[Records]
———
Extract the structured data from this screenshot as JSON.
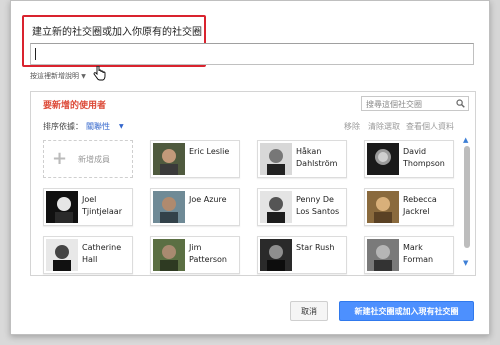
{
  "dialog": {
    "name_label": "建立新的社交圈或加入你原有的社交圈",
    "name_value": "",
    "add_description": "按這裡新增說明",
    "add_description_arrow": "▼"
  },
  "panel": {
    "title": "要新增的使用者",
    "search_placeholder": "搜尋這個社交圈",
    "sort_label": "排序依據：",
    "sort_value": "關聯性",
    "sort_arrow": "▼",
    "actions": {
      "remove": "移除",
      "clear_selection": "清除選取",
      "view_profile": "查看個人資料"
    },
    "add_person_label": "新增成員",
    "add_person_plus": "+",
    "scroll_up": "▲",
    "scroll_down": "▼"
  },
  "people": [
    {
      "name": "Eric Leslie"
    },
    {
      "name": "Håkan Dahlström"
    },
    {
      "name": "David Thompson"
    },
    {
      "name": "Joel Tjintjelaar"
    },
    {
      "name": "Joe Azure"
    },
    {
      "name": "Penny De Los Santos"
    },
    {
      "name": "Rebecca Jackrel"
    },
    {
      "name": "Catherine Hall"
    },
    {
      "name": "Jim Patterson"
    },
    {
      "name": "Star Rush"
    },
    {
      "name": "Mark Forman"
    }
  ],
  "buttons": {
    "cancel": "取消",
    "primary": "新建社交圈或加入現有社交圈"
  },
  "colors": {
    "highlight_border": "#d9232e",
    "title_red": "#dd4b39",
    "link_blue": "#3366cc",
    "primary_button": "#4d90fe"
  }
}
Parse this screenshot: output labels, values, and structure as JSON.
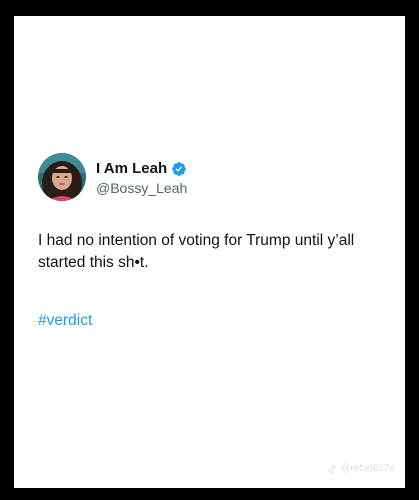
{
  "tweet": {
    "display_name": "I Am Leah",
    "handle": "@Bossy_Leah",
    "verified_icon": "verified-badge-icon",
    "text": "I had no intention of voting for Trump until y’all started this sh•t.",
    "hashtag": "#verdict"
  },
  "watermark": {
    "text": "@rebel627a",
    "icon": "tiktok-icon"
  },
  "colors": {
    "background": "#000000",
    "card": "#ffffff",
    "text": "#0f1419",
    "secondary": "#536471",
    "accent": "#1d9bf0"
  }
}
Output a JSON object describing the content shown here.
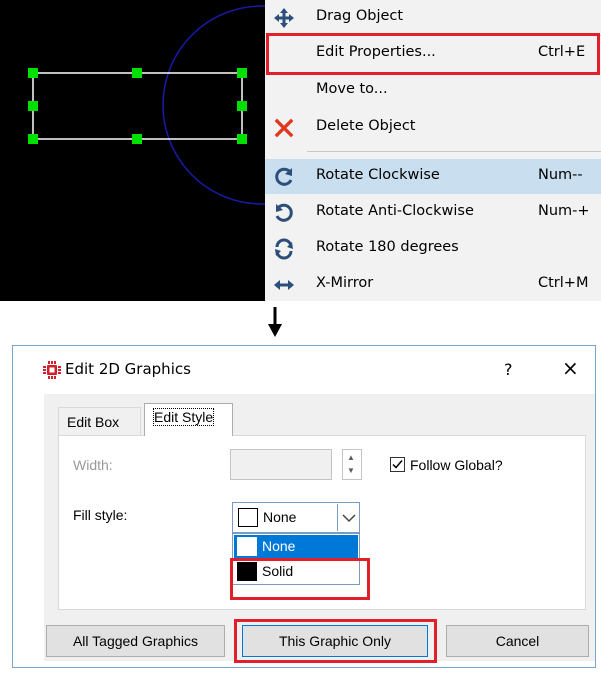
{
  "context_menu": {
    "items": [
      {
        "label": "Drag Object",
        "shortcut": "",
        "icon": "move-cross-icon"
      },
      {
        "label": "Edit Properties...",
        "shortcut": "Ctrl+E",
        "icon": ""
      },
      {
        "label": "Move to...",
        "shortcut": "",
        "icon": ""
      },
      {
        "label": "Delete Object",
        "shortcut": "",
        "icon": "delete-x-icon"
      },
      {
        "label": "Rotate Clockwise",
        "shortcut": "Num--",
        "icon": "rotate-clockwise-icon"
      },
      {
        "label": "Rotate Anti-Clockwise",
        "shortcut": "Num-+",
        "icon": "rotate-anticlockwise-icon"
      },
      {
        "label": "Rotate 180 degrees",
        "shortcut": "",
        "icon": "rotate-180-icon"
      },
      {
        "label": "X-Mirror",
        "shortcut": "Ctrl+M",
        "icon": "mirror-x-icon"
      }
    ],
    "highlighted": "Rotate Clockwise"
  },
  "dialog": {
    "title": "Edit 2D Graphics",
    "help": "?",
    "close": "×",
    "tabs": [
      {
        "label": "Edit Box",
        "active": false
      },
      {
        "label": "Edit Style",
        "active": true
      }
    ],
    "width_label": "Width:",
    "width_value": "",
    "follow_global_label": "Follow Global?",
    "follow_global_checked": true,
    "fill_style_label": "Fill style:",
    "fill_style_value": "None",
    "fill_options": [
      "None",
      "Solid"
    ],
    "buttons": {
      "all_tagged": "All Tagged Graphics",
      "this_only": "This Graphic Only",
      "cancel": "Cancel"
    }
  },
  "colors": {
    "highlight_frame": "#e0202a",
    "menu_highlight": "#c9dfef",
    "selection_blue": "#0078d7",
    "handle_green": "#00e000"
  }
}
———
What needs to be done >> Say how many lines in the records contain the string "Edit", and say nothing else.

Task response >> 4